• **Work to complete**
Reproduce exactly the lines beginning with the line that contains "What's the underlying" and ending at the final line of the material below.

[Data listing]
◆ ◆ ◆ ◆
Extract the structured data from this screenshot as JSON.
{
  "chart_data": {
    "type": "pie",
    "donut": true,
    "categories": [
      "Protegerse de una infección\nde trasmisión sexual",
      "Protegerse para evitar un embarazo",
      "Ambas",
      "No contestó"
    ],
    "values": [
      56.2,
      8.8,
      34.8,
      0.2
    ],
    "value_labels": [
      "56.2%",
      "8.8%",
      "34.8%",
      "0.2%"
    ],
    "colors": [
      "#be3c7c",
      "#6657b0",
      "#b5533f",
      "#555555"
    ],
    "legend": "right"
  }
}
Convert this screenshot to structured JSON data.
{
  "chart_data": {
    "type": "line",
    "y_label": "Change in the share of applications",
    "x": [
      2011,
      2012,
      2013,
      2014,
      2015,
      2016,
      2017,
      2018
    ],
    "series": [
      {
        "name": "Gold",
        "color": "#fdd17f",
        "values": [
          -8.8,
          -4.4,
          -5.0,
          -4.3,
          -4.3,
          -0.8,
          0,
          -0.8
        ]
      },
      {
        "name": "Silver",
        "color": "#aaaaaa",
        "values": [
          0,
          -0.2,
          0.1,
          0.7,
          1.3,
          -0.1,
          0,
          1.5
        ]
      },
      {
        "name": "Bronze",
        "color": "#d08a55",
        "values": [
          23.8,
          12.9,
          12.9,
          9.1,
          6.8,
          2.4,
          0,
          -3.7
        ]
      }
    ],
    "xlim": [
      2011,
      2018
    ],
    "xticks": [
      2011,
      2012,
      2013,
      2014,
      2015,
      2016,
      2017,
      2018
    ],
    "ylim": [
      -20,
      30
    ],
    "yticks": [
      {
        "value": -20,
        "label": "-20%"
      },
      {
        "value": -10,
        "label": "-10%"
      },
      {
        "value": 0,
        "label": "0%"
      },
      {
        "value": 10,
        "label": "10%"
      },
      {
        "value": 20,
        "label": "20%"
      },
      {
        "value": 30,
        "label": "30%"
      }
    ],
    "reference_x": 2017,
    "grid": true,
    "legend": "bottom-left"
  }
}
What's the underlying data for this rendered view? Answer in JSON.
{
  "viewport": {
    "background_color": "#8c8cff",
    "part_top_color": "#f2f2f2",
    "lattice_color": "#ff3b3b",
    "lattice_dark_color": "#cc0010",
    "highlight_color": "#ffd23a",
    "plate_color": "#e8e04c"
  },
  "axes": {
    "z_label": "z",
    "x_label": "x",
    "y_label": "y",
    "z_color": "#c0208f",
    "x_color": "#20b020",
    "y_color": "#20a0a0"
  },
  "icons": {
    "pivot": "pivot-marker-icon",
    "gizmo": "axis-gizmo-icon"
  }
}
◆ ◆ ◆ ◆
• **Output for this exercise**
What's the underlying data for this rendered view? Answer in JSON.
{
  "viewport": {
    "background_color": "#8c8cff",
    "part_top_color": "#f2f2f2",
    "lattice_color": "#ff3b3b",
    "lattice_dark_color": "#cc0010",
    "highlight_color": "#ffd23a",
    "plate_color": "#e8e04c"
  },
  "axes": {
    "z_label": "z",
    "x_label": "x",
    "y_label": "y",
    "z_color": "#c0208f",
    "x_color": "#20b020",
    "y_color": "#20a0a0"
  },
  "icons": {
    "pivot": "pivot-marker-icon",
    "gizmo": "axis-gizmo-icon"
  }
}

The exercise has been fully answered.